**The request**
Copy out each line containing "into" from the entries below.
--- start Extracted records ---
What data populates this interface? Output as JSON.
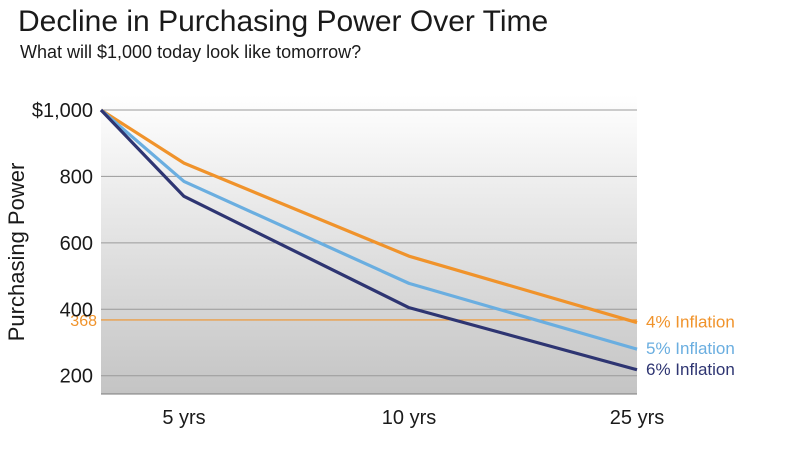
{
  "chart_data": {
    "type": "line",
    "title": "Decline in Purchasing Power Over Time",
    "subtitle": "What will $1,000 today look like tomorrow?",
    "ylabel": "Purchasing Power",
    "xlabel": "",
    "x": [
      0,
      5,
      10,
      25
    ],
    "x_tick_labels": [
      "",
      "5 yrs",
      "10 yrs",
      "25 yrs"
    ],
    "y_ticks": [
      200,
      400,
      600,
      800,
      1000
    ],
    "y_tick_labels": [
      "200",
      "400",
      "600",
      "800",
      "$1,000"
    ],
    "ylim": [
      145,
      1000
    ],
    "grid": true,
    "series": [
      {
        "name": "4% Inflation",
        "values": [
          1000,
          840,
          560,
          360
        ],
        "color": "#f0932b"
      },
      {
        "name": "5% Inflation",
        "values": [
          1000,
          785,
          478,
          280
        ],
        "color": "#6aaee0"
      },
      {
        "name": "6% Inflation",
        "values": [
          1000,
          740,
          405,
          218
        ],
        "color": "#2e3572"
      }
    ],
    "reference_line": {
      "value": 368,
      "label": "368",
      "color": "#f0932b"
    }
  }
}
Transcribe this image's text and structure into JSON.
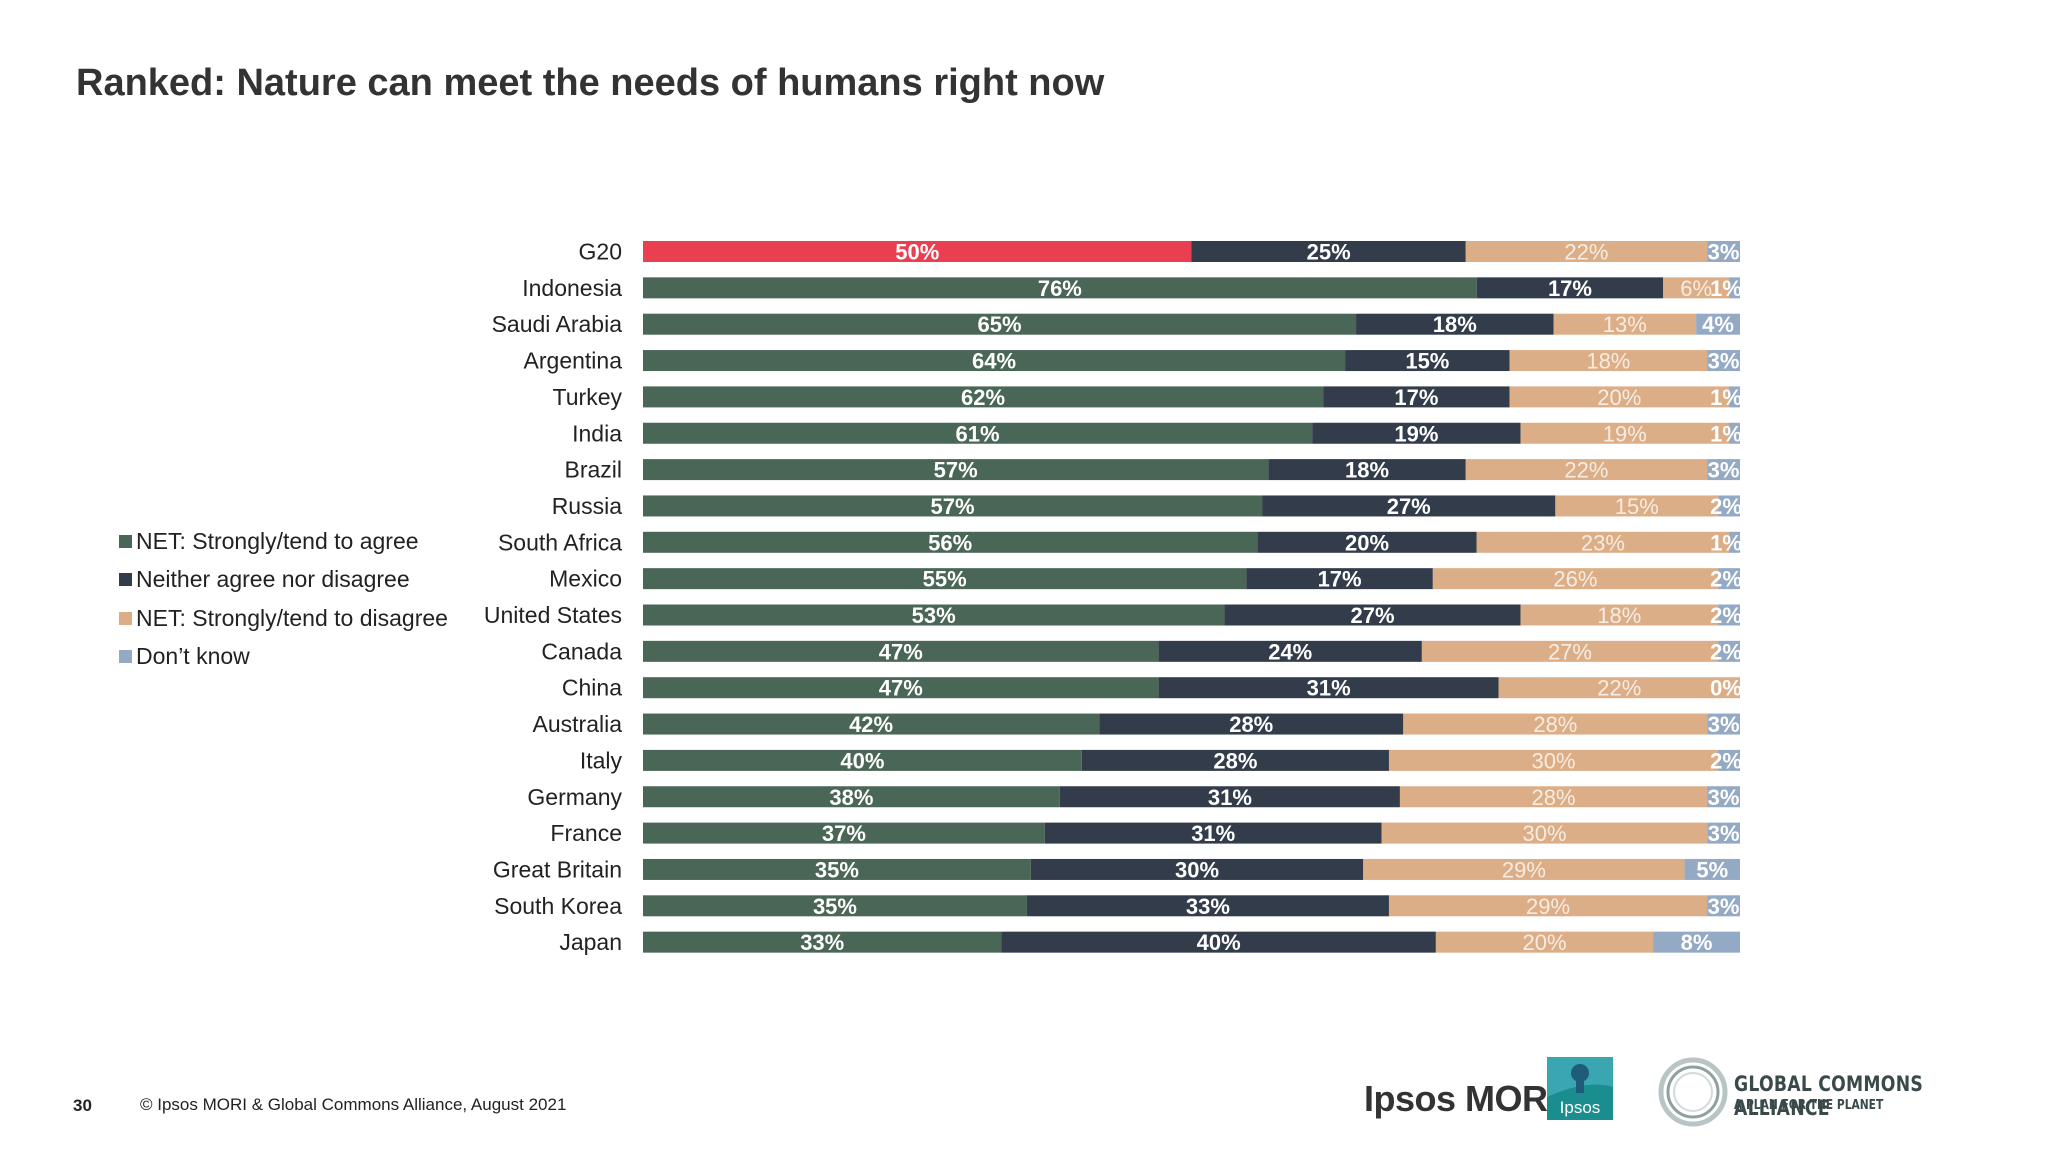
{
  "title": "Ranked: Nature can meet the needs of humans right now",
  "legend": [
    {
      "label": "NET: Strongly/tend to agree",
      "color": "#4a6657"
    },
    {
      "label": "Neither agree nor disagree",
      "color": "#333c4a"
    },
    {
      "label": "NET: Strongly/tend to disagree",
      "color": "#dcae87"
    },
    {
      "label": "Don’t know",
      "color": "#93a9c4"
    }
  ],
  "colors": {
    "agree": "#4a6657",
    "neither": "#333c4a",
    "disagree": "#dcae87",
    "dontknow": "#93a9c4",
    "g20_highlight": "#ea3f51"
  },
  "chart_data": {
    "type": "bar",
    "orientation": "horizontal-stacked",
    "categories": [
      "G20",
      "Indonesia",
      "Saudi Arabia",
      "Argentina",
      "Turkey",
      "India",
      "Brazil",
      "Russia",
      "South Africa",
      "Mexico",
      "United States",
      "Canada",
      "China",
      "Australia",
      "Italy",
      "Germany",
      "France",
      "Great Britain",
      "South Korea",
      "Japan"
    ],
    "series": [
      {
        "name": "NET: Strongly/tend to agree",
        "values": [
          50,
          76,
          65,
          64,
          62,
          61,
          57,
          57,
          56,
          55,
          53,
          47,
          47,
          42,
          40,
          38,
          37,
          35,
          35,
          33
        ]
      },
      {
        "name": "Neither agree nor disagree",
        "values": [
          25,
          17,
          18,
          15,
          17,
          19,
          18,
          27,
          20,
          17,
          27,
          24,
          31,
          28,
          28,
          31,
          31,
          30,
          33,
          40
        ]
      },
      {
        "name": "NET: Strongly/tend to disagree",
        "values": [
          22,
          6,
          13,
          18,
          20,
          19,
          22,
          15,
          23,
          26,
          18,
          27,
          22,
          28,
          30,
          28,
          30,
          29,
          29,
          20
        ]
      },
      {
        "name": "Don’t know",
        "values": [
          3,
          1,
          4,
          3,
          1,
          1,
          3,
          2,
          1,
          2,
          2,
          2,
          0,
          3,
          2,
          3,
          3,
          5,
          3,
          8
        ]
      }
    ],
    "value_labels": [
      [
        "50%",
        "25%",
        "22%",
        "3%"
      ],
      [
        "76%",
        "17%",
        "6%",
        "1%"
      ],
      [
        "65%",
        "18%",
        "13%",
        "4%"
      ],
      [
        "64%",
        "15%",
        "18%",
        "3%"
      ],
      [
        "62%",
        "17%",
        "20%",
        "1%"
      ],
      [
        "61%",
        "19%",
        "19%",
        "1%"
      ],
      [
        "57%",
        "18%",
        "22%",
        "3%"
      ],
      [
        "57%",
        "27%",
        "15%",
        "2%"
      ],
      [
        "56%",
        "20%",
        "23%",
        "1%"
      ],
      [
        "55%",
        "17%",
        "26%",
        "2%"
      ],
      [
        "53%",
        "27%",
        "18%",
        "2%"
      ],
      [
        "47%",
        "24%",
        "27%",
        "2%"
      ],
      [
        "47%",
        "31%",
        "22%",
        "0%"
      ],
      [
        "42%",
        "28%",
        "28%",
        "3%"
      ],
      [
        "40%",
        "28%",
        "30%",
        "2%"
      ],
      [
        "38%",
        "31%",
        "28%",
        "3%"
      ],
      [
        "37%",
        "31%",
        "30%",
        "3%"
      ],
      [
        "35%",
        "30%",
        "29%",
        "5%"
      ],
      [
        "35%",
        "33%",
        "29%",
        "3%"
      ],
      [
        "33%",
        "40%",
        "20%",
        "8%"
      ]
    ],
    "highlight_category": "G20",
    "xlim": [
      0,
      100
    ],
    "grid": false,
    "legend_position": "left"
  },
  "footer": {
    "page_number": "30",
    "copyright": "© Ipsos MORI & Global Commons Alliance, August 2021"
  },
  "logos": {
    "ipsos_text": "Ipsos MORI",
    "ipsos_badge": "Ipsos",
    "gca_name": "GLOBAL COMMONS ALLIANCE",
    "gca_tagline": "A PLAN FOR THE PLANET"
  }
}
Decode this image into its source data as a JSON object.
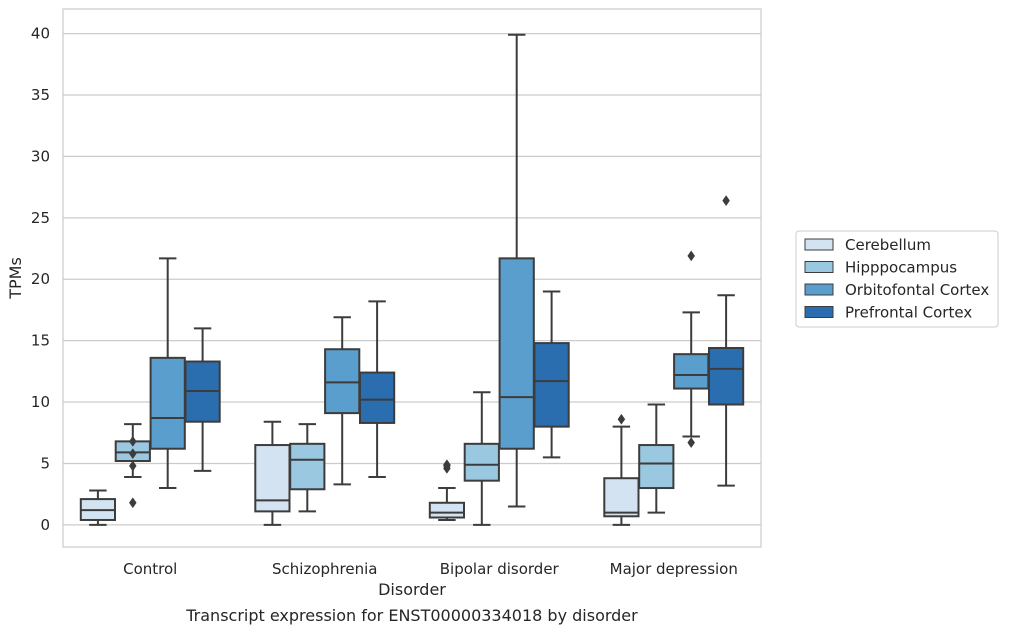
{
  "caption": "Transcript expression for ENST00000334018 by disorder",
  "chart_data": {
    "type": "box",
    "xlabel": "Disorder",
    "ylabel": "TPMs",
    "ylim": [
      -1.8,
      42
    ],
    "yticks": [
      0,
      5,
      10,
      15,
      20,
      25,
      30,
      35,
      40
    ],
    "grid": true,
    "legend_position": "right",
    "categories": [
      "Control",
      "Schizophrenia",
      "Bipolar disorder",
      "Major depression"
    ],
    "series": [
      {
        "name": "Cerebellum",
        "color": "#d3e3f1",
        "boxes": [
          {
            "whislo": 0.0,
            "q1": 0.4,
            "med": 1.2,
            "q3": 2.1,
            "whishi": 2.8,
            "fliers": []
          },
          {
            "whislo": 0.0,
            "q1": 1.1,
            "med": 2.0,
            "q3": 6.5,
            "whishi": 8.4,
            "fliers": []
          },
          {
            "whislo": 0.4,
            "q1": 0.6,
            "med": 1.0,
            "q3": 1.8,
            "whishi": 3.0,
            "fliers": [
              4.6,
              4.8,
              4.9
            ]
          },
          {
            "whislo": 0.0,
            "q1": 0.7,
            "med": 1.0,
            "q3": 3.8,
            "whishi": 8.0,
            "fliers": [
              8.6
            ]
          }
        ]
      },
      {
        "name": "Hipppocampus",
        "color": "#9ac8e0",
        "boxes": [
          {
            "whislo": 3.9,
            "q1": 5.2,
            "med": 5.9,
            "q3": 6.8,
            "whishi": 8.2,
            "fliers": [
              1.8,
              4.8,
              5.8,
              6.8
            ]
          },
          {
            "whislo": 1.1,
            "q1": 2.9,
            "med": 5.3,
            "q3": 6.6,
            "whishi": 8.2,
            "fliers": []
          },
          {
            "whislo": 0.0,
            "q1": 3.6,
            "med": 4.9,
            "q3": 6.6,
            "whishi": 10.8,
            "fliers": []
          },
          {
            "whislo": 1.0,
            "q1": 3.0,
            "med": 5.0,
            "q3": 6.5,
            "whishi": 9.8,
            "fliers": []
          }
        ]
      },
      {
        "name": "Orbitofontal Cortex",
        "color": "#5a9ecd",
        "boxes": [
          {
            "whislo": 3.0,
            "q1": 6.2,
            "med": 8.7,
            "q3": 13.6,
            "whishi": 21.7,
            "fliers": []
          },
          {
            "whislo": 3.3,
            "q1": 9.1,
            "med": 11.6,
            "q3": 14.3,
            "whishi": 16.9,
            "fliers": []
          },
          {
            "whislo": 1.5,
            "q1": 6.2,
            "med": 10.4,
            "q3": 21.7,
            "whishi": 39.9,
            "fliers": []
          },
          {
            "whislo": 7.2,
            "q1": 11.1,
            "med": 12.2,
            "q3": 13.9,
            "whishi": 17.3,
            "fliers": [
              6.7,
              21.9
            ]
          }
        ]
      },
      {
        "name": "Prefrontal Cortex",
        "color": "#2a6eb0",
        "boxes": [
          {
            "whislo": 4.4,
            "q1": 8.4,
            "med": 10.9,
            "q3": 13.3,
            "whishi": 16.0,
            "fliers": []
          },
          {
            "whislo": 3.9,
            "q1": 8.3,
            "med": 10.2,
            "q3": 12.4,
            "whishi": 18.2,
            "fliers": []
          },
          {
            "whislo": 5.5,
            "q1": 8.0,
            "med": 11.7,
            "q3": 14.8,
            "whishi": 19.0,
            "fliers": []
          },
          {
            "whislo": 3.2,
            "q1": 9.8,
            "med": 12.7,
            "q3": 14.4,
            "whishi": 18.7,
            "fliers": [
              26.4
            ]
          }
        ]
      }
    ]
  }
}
--- end Extracted records ---
**Exercise output**
Transcribe this image's text and structure into JSON.
Decode this image into its source data as a JSON object.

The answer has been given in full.